## WHAT TO DO
Output the records exactly. Include every line.

########

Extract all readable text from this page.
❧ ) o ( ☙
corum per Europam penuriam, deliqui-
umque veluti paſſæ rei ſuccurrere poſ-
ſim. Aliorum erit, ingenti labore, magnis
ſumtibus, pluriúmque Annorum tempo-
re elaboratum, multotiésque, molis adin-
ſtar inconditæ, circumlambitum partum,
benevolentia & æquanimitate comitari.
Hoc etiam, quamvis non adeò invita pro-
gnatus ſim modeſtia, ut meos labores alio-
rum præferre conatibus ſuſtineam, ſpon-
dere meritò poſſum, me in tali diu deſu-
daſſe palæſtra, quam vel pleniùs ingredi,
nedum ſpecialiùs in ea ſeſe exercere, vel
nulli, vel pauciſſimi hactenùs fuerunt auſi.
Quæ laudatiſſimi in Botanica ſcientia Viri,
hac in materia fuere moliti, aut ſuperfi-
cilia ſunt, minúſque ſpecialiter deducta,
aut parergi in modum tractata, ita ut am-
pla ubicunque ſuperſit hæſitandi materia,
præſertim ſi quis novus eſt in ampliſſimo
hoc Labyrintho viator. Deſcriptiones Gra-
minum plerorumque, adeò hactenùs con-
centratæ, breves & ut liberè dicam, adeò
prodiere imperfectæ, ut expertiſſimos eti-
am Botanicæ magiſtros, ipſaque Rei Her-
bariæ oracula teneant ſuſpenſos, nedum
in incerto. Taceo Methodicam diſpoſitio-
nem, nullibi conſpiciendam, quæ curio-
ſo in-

########

## ANSWER TO THE EXERCISE
Extract all readable text from this page.
❧ ) o ( ☙
corum per Europam penuriam, deliqui-
umque veluti paſſæ rei ſuccurrere poſ-
ſim. Aliorum erit, ingenti labore, magnis
ſumtibus, pluriúmque Annorum tempo-
re elaboratum, multotiésque, molis adin-
ſtar inconditæ, circumlambitum partum,
benevolentia & æquanimitate comitari.
Hoc etiam, quamvis non adeò invita pro-
gnatus ſim modeſtia, ut meos labores alio-
rum præferre conatibus ſuſtineam, ſpon-
dere meritò poſſum, me in tali diu deſu-
daſſe palæſtra, quam vel pleniùs ingredi,
nedum ſpecialiùs in ea ſeſe exercere, vel
nulli, vel pauciſſimi hactenùs fuerunt auſi.
Quæ laudatiſſimi in Botanica ſcientia Viri,
hac in materia fuere moliti, aut ſuperfi-
cilia ſunt, minúſque ſpecialiter deducta,
aut parergi in modum tractata, ita ut am-
pla ubicunque ſuperſit hæſitandi materia,
præſertim ſi quis novus eſt in ampliſſimo
hoc Labyrintho viator. Deſcriptiones Gra-
minum plerorumque, adeò hactenùs con-
centratæ, breves & ut liberè dicam, adeò
prodiere imperfectæ, ut expertiſſimos eti-
am Botanicæ magiſtros, ipſaque Rei Her-
bariæ oracula teneant ſuſpenſos, nedum
in incerto. Taceo Methodicam diſpoſitio-
nem, nullibi conſpiciendam, quæ curio-
ſo in-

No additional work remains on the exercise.